- Dataset listings of figures -
####################
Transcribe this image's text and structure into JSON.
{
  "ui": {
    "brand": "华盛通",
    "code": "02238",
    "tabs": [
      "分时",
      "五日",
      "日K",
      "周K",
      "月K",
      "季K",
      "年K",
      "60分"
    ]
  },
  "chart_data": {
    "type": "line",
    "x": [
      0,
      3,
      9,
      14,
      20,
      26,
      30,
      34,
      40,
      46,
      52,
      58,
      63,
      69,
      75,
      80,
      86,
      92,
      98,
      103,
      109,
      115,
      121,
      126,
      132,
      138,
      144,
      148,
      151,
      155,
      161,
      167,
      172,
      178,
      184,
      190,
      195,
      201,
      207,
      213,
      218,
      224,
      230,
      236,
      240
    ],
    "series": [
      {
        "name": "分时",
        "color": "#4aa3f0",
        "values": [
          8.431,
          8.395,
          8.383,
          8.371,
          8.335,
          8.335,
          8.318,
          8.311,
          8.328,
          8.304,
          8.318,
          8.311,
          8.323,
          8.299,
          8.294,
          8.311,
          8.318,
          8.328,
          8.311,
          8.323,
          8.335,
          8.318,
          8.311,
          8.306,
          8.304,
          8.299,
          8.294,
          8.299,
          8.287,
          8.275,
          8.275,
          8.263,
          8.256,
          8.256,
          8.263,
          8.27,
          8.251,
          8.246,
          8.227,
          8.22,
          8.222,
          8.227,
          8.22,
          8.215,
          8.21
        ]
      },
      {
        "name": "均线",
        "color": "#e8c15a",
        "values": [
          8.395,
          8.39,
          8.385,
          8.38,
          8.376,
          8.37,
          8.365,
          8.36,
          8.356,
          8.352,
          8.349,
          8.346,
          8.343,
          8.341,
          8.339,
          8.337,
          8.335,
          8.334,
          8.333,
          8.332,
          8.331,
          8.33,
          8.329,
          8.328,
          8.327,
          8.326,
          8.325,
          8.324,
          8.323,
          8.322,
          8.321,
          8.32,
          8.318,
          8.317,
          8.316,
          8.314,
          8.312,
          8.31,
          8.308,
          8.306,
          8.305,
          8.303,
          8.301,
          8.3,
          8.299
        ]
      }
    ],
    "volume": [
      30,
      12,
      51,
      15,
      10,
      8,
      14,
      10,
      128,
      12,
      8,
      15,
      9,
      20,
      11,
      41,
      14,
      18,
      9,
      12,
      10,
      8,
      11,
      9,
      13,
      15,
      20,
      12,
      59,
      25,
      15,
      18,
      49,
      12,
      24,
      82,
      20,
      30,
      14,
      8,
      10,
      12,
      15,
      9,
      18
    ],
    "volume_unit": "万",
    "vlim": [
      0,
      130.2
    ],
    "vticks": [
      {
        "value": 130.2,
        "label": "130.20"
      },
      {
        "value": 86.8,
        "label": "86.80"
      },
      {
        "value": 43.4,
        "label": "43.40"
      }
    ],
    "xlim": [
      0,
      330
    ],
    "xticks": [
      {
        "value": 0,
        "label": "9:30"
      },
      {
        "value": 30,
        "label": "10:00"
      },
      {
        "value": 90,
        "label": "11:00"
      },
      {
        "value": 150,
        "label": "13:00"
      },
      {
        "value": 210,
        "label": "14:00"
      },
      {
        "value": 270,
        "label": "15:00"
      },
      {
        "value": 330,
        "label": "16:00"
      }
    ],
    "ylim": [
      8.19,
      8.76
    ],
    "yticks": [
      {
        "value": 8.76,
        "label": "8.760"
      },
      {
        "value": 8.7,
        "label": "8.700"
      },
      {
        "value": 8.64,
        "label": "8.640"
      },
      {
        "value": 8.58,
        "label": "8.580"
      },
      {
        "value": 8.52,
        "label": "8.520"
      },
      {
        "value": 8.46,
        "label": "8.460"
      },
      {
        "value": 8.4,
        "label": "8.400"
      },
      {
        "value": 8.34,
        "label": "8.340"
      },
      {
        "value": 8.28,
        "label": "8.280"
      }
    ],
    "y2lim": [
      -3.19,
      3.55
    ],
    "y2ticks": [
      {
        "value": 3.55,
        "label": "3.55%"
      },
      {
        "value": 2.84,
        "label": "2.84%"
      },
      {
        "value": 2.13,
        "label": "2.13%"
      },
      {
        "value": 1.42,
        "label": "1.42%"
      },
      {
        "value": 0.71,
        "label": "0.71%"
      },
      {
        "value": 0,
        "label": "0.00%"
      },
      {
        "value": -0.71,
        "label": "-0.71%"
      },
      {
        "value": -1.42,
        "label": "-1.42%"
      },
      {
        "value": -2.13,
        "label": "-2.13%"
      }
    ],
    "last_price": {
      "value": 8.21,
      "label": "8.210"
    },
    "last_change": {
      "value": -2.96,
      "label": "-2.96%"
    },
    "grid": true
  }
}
####################
- What is required -
Write out the data exactly as it stands.

- Solution for this exercise -
Transcribe this image's text and structure into JSON.
{
  "ui": {
    "brand": "华盛通",
    "code": "02238",
    "tabs": [
      "分时",
      "五日",
      "日K",
      "周K",
      "月K",
      "季K",
      "年K",
      "60分"
    ]
  },
  "chart_data": {
    "type": "line",
    "x": [
      0,
      3,
      9,
      14,
      20,
      26,
      30,
      34,
      40,
      46,
      52,
      58,
      63,
      69,
      75,
      80,
      86,
      92,
      98,
      103,
      109,
      115,
      121,
      126,
      132,
      138,
      144,
      148,
      151,
      155,
      161,
      167,
      172,
      178,
      184,
      190,
      195,
      201,
      207,
      213,
      218,
      224,
      230,
      236,
      240
    ],
    "series": [
      {
        "name": "分时",
        "color": "#4aa3f0",
        "values": [
          8.431,
          8.395,
          8.383,
          8.371,
          8.335,
          8.335,
          8.318,
          8.311,
          8.328,
          8.304,
          8.318,
          8.311,
          8.323,
          8.299,
          8.294,
          8.311,
          8.318,
          8.328,
          8.311,
          8.323,
          8.335,
          8.318,
          8.311,
          8.306,
          8.304,
          8.299,
          8.294,
          8.299,
          8.287,
          8.275,
          8.275,
          8.263,
          8.256,
          8.256,
          8.263,
          8.27,
          8.251,
          8.246,
          8.227,
          8.22,
          8.222,
          8.227,
          8.22,
          8.215,
          8.21
        ]
      },
      {
        "name": "均线",
        "color": "#e8c15a",
        "values": [
          8.395,
          8.39,
          8.385,
          8.38,
          8.376,
          8.37,
          8.365,
          8.36,
          8.356,
          8.352,
          8.349,
          8.346,
          8.343,
          8.341,
          8.339,
          8.337,
          8.335,
          8.334,
          8.333,
          8.332,
          8.331,
          8.33,
          8.329,
          8.328,
          8.327,
          8.326,
          8.325,
          8.324,
          8.323,
          8.322,
          8.321,
          8.32,
          8.318,
          8.317,
          8.316,
          8.314,
          8.312,
          8.31,
          8.308,
          8.306,
          8.305,
          8.303,
          8.301,
          8.3,
          8.299
        ]
      }
    ],
    "volume": [
      30,
      12,
      51,
      15,
      10,
      8,
      14,
      10,
      128,
      12,
      8,
      15,
      9,
      20,
      11,
      41,
      14,
      18,
      9,
      12,
      10,
      8,
      11,
      9,
      13,
      15,
      20,
      12,
      59,
      25,
      15,
      18,
      49,
      12,
      24,
      82,
      20,
      30,
      14,
      8,
      10,
      12,
      15,
      9,
      18
    ],
    "volume_unit": "万",
    "vlim": [
      0,
      130.2
    ],
    "vticks": [
      {
        "value": 130.2,
        "label": "130.20"
      },
      {
        "value": 86.8,
        "label": "86.80"
      },
      {
        "value": 43.4,
        "label": "43.40"
      }
    ],
    "xlim": [
      0,
      330
    ],
    "xticks": [
      {
        "value": 0,
        "label": "9:30"
      },
      {
        "value": 30,
        "label": "10:00"
      },
      {
        "value": 90,
        "label": "11:00"
      },
      {
        "value": 150,
        "label": "13:00"
      },
      {
        "value": 210,
        "label": "14:00"
      },
      {
        "value": 270,
        "label": "15:00"
      },
      {
        "value": 330,
        "label": "16:00"
      }
    ],
    "ylim": [
      8.19,
      8.76
    ],
    "yticks": [
      {
        "value": 8.76,
        "label": "8.760"
      },
      {
        "value": 8.7,
        "label": "8.700"
      },
      {
        "value": 8.64,
        "label": "8.640"
      },
      {
        "value": 8.58,
        "label": "8.580"
      },
      {
        "value": 8.52,
        "label": "8.520"
      },
      {
        "value": 8.46,
        "label": "8.460"
      },
      {
        "value": 8.4,
        "label": "8.400"
      },
      {
        "value": 8.34,
        "label": "8.340"
      },
      {
        "value": 8.28,
        "label": "8.280"
      }
    ],
    "y2lim": [
      -3.19,
      3.55
    ],
    "y2ticks": [
      {
        "value": 3.55,
        "label": "3.55%"
      },
      {
        "value": 2.84,
        "label": "2.84%"
      },
      {
        "value": 2.13,
        "label": "2.13%"
      },
      {
        "value": 1.42,
        "label": "1.42%"
      },
      {
        "value": 0.71,
        "label": "0.71%"
      },
      {
        "value": 0,
        "label": "0.00%"
      },
      {
        "value": -0.71,
        "label": "-0.71%"
      },
      {
        "value": -1.42,
        "label": "-1.42%"
      },
      {
        "value": -2.13,
        "label": "-2.13%"
      }
    ],
    "last_price": {
      "value": 8.21,
      "label": "8.210"
    },
    "last_change": {
      "value": -2.96,
      "label": "-2.96%"
    },
    "grid": true
  }
}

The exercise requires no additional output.